▶ **What is required**: Take every line where the string "detached" appears and copy it.

BEGIN Supplied entries

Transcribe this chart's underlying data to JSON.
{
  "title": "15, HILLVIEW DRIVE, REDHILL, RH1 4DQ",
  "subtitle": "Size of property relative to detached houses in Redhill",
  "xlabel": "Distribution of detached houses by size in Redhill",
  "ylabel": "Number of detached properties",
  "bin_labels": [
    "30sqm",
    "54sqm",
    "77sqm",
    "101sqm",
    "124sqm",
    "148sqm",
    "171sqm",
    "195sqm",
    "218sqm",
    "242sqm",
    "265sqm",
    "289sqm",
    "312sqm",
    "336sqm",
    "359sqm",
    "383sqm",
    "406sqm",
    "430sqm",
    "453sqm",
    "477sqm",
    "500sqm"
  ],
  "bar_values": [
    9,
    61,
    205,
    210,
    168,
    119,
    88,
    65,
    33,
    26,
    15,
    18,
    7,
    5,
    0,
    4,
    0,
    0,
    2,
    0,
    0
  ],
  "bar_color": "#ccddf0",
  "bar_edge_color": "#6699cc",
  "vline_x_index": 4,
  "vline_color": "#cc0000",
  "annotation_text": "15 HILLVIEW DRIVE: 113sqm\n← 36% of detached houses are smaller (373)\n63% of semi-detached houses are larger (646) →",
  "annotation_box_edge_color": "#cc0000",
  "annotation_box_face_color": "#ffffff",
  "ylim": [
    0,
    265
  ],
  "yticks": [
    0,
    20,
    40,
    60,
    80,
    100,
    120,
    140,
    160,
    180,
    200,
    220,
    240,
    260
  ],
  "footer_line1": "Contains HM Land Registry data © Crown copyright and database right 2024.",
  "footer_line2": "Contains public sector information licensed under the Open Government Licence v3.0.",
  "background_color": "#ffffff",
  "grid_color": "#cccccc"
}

END Supplied entries

▶ **Correct response**:
  "subtitle": "Size of property relative to detached houses in Redhill",
  "xlabel": "Distribution of detached houses by size in Redhill",
  "ylabel": "Number of detached properties",
  "annotation_text": "15 HILLVIEW DRIVE: 113sqm\n← 36% of detached houses are smaller (373)\n63% of semi-detached houses are larger (646) →",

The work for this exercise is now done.